Chart and figure data
——————

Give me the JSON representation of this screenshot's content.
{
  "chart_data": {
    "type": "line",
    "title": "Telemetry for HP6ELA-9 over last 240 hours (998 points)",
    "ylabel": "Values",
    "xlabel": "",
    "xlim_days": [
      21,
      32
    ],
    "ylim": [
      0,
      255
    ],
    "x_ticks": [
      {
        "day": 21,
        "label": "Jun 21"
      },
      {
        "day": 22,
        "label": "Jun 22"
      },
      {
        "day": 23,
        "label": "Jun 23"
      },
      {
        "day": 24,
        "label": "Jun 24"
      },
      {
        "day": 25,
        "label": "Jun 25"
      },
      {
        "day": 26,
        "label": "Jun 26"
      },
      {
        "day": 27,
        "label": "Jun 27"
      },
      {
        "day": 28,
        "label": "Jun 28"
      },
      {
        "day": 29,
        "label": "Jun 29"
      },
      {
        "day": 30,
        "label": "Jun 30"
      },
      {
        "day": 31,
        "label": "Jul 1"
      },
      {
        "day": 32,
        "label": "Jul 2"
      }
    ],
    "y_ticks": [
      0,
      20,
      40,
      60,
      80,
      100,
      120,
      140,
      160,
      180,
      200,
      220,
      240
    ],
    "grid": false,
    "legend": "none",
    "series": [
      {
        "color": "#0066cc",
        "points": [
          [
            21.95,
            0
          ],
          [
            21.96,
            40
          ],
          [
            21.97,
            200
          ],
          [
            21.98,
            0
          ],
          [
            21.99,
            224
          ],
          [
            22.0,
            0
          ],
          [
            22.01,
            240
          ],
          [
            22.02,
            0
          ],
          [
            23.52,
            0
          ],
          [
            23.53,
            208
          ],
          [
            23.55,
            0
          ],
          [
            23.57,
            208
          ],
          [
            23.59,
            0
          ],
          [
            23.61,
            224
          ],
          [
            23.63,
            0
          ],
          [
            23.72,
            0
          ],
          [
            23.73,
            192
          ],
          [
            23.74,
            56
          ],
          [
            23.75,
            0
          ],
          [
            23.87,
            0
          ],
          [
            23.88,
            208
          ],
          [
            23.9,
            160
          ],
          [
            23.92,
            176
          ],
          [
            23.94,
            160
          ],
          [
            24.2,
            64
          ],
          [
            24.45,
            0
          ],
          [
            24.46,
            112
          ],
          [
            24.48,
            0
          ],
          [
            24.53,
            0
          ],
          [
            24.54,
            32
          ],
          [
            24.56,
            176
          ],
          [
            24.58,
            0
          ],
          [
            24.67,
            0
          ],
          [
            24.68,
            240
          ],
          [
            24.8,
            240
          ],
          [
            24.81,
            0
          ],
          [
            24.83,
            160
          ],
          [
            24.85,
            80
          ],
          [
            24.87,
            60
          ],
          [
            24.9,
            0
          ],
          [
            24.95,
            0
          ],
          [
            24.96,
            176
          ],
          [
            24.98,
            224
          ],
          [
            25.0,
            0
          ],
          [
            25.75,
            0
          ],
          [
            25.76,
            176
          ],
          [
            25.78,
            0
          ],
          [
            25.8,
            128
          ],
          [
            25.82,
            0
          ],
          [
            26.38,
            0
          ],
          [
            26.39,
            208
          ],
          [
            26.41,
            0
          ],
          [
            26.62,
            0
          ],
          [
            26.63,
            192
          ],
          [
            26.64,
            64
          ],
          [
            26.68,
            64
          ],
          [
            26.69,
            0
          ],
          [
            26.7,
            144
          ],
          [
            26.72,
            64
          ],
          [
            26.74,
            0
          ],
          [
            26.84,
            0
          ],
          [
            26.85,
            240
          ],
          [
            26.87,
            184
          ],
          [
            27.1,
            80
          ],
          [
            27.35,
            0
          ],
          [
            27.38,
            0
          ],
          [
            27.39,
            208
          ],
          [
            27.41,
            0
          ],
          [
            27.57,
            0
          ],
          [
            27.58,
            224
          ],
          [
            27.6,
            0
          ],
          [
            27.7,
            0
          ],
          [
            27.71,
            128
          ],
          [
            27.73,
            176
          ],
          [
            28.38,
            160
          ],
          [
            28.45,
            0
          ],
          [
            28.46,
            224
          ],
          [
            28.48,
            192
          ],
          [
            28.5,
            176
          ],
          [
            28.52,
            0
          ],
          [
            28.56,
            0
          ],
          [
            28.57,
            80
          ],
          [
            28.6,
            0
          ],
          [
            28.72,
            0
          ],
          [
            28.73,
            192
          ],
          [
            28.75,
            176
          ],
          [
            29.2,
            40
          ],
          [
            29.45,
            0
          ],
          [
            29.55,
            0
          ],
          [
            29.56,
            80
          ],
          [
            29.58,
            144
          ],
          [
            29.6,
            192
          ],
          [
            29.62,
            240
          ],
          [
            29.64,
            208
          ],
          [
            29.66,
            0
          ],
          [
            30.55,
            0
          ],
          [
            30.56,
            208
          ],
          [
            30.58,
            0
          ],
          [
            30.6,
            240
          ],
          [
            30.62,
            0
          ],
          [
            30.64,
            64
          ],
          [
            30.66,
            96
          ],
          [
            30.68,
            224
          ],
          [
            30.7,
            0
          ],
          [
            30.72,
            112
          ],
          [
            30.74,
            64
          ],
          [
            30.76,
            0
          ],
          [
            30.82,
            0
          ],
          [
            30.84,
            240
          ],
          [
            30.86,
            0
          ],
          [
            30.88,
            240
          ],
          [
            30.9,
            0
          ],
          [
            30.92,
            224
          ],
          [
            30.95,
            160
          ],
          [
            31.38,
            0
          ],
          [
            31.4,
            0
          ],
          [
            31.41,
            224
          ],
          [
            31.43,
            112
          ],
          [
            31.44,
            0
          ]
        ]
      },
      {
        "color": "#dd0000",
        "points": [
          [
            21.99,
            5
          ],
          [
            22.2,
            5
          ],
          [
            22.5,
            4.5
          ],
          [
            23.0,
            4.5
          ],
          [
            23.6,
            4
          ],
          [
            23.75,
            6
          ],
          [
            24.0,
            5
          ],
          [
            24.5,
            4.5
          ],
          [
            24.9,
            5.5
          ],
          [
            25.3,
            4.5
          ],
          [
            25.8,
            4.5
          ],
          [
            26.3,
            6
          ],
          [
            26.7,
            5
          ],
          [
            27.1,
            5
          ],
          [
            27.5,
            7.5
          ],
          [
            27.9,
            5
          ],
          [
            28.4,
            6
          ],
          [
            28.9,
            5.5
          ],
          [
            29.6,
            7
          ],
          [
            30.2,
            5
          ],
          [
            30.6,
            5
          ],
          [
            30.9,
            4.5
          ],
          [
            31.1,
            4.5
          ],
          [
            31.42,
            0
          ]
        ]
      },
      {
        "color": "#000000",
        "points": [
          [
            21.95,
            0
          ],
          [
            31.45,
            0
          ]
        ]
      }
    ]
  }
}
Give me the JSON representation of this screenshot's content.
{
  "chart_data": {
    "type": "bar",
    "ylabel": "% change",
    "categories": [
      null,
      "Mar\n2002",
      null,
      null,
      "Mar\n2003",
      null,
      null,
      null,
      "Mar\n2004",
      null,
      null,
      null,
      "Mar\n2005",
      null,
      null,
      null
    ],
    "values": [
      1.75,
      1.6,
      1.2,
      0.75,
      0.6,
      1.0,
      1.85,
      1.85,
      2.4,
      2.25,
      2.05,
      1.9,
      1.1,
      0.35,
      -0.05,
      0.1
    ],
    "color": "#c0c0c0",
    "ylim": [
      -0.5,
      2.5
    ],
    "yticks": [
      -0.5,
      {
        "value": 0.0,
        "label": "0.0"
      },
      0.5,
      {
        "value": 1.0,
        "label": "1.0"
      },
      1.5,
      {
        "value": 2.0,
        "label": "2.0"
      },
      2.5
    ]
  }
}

——————

Please reproduce every line of the material word for word.

**EXERCISE RESPONSE**
Give me the JSON representation of this screenshot's content.
{
  "chart_data": {
    "type": "line",
    "title": "Telemetry for HP6ELA-9 over last 240 hours (998 points)",
    "ylabel": "Values",
    "xlabel": "",
    "xlim_days": [
      21,
      32
    ],
    "ylim": [
      0,
      255
    ],
    "x_ticks": [
      {
        "day": 21,
        "label": "Jun 21"
      },
      {
        "day": 22,
        "label": "Jun 22"
      },
      {
        "day": 23,
        "label": "Jun 23"
      },
      {
        "day": 24,
        "label": "Jun 24"
      },
      {
        "day": 25,
        "label": "Jun 25"
      },
      {
        "day": 26,
        "label": "Jun 26"
      },
      {
        "day": 27,
        "label": "Jun 27"
      },
      {
        "day": 28,
        "label": "Jun 28"
      },
      {
        "day": 29,
        "label": "Jun 29"
      },
      {
        "day": 30,
        "label": "Jun 30"
      },
      {
        "day": 31,
        "label": "Jul 1"
      },
      {
        "day": 32,
        "label": "Jul 2"
      }
    ],
    "y_ticks": [
      0,
      20,
      40,
      60,
      80,
      100,
      120,
      140,
      160,
      180,
      200,
      220,
      240
    ],
    "grid": false,
    "legend": "none",
    "series": [
      {
        "color": "#0066cc",
        "points": [
          [
            21.95,
            0
          ],
          [
            21.96,
            40
          ],
          [
            21.97,
            200
          ],
          [
            21.98,
            0
          ],
          [
            21.99,
            224
          ],
          [
            22.0,
            0
          ],
          [
            22.01,
            240
          ],
          [
            22.02,
            0
          ],
          [
            23.52,
            0
          ],
          [
            23.53,
            208
          ],
          [
            23.55,
            0
          ],
          [
            23.57,
            208
          ],
          [
            23.59,
            0
          ],
          [
            23.61,
            224
          ],
          [
            23.63,
            0
          ],
          [
            23.72,
            0
          ],
          [
            23.73,
            192
          ],
          [
            23.74,
            56
          ],
          [
            23.75,
            0
          ],
          [
            23.87,
            0
          ],
          [
            23.88,
            208
          ],
          [
            23.9,
            160
          ],
          [
            23.92,
            176
          ],
          [
            23.94,
            160
          ],
          [
            24.2,
            64
          ],
          [
            24.45,
            0
          ],
          [
            24.46,
            112
          ],
          [
            24.48,
            0
          ],
          [
            24.53,
            0
          ],
          [
            24.54,
            32
          ],
          [
            24.56,
            176
          ],
          [
            24.58,
            0
          ],
          [
            24.67,
            0
          ],
          [
            24.68,
            240
          ],
          [
            24.8,
            240
          ],
          [
            24.81,
            0
          ],
          [
            24.83,
            160
          ],
          [
            24.85,
            80
          ],
          [
            24.87,
            60
          ],
          [
            24.9,
            0
          ],
          [
            24.95,
            0
          ],
          [
            24.96,
            176
          ],
          [
            24.98,
            224
          ],
          [
            25.0,
            0
          ],
          [
            25.75,
            0
          ],
          [
            25.76,
            176
          ],
          [
            25.78,
            0
          ],
          [
            25.8,
            128
          ],
          [
            25.82,
            0
          ],
          [
            26.38,
            0
          ],
          [
            26.39,
            208
          ],
          [
            26.41,
            0
          ],
          [
            26.62,
            0
          ],
          [
            26.63,
            192
          ],
          [
            26.64,
            64
          ],
          [
            26.68,
            64
          ],
          [
            26.69,
            0
          ],
          [
            26.7,
            144
          ],
          [
            26.72,
            64
          ],
          [
            26.74,
            0
          ],
          [
            26.84,
            0
          ],
          [
            26.85,
            240
          ],
          [
            26.87,
            184
          ],
          [
            27.1,
            80
          ],
          [
            27.35,
            0
          ],
          [
            27.38,
            0
          ],
          [
            27.39,
            208
          ],
          [
            27.41,
            0
          ],
          [
            27.57,
            0
          ],
          [
            27.58,
            224
          ],
          [
            27.6,
            0
          ],
          [
            27.7,
            0
          ],
          [
            27.71,
            128
          ],
          [
            27.73,
            176
          ],
          [
            28.38,
            160
          ],
          [
            28.45,
            0
          ],
          [
            28.46,
            224
          ],
          [
            28.48,
            192
          ],
          [
            28.5,
            176
          ],
          [
            28.52,
            0
          ],
          [
            28.56,
            0
          ],
          [
            28.57,
            80
          ],
          [
            28.6,
            0
          ],
          [
            28.72,
            0
          ],
          [
            28.73,
            192
          ],
          [
            28.75,
            176
          ],
          [
            29.2,
            40
          ],
          [
            29.45,
            0
          ],
          [
            29.55,
            0
          ],
          [
            29.56,
            80
          ],
          [
            29.58,
            144
          ],
          [
            29.6,
            192
          ],
          [
            29.62,
            240
          ],
          [
            29.64,
            208
          ],
          [
            29.66,
            0
          ],
          [
            30.55,
            0
          ],
          [
            30.56,
            208
          ],
          [
            30.58,
            0
          ],
          [
            30.6,
            240
          ],
          [
            30.62,
            0
          ],
          [
            30.64,
            64
          ],
          [
            30.66,
            96
          ],
          [
            30.68,
            224
          ],
          [
            30.7,
            0
          ],
          [
            30.72,
            112
          ],
          [
            30.74,
            64
          ],
          [
            30.76,
            0
          ],
          [
            30.82,
            0
          ],
          [
            30.84,
            240
          ],
          [
            30.86,
            0
          ],
          [
            30.88,
            240
          ],
          [
            30.9,
            0
          ],
          [
            30.92,
            224
          ],
          [
            30.95,
            160
          ],
          [
            31.38,
            0
          ],
          [
            31.4,
            0
          ],
          [
            31.41,
            224
          ],
          [
            31.43,
            112
          ],
          [
            31.44,
            0
          ]
        ]
      },
      {
        "color": "#dd0000",
        "points": [
          [
            21.99,
            5
          ],
          [
            22.2,
            5
          ],
          [
            22.5,
            4.5
          ],
          [
            23.0,
            4.5
          ],
          [
            23.6,
            4
          ],
          [
            23.75,
            6
          ],
          [
            24.0,
            5
          ],
          [
            24.5,
            4.5
          ],
          [
            24.9,
            5.5
          ],
          [
            25.3,
            4.5
          ],
          [
            25.8,
            4.5
          ],
          [
            26.3,
            6
          ],
          [
            26.7,
            5
          ],
          [
            27.1,
            5
          ],
          [
            27.5,
            7.5
          ],
          [
            27.9,
            5
          ],
          [
            28.4,
            6
          ],
          [
            28.9,
            5.5
          ],
          [
            29.6,
            7
          ],
          [
            30.2,
            5
          ],
          [
            30.6,
            5
          ],
          [
            30.9,
            4.5
          ],
          [
            31.1,
            4.5
          ],
          [
            31.42,
            0
          ]
        ]
      },
      {
        "color": "#000000",
        "points": [
          [
            21.95,
            0
          ],
          [
            31.45,
            0
          ]
        ]
      }
    ]
  }
}
Give me the JSON representation of this screenshot's content.
{
  "chart_data": {
    "type": "bar",
    "ylabel": "% change",
    "categories": [
      null,
      "Mar\n2002",
      null,
      null,
      "Mar\n2003",
      null,
      null,
      null,
      "Mar\n2004",
      null,
      null,
      null,
      "Mar\n2005",
      null,
      null,
      null
    ],
    "values": [
      1.75,
      1.6,
      1.2,
      0.75,
      0.6,
      1.0,
      1.85,
      1.85,
      2.4,
      2.25,
      2.05,
      1.9,
      1.1,
      0.35,
      -0.05,
      0.1
    ],
    "color": "#c0c0c0",
    "ylim": [
      -0.5,
      2.5
    ],
    "yticks": [
      -0.5,
      {
        "value": 0.0,
        "label": "0.0"
      },
      0.5,
      {
        "value": 1.0,
        "label": "1.0"
      },
      1.5,
      {
        "value": 2.0,
        "label": "2.0"
      },
      2.5
    ]
  }
}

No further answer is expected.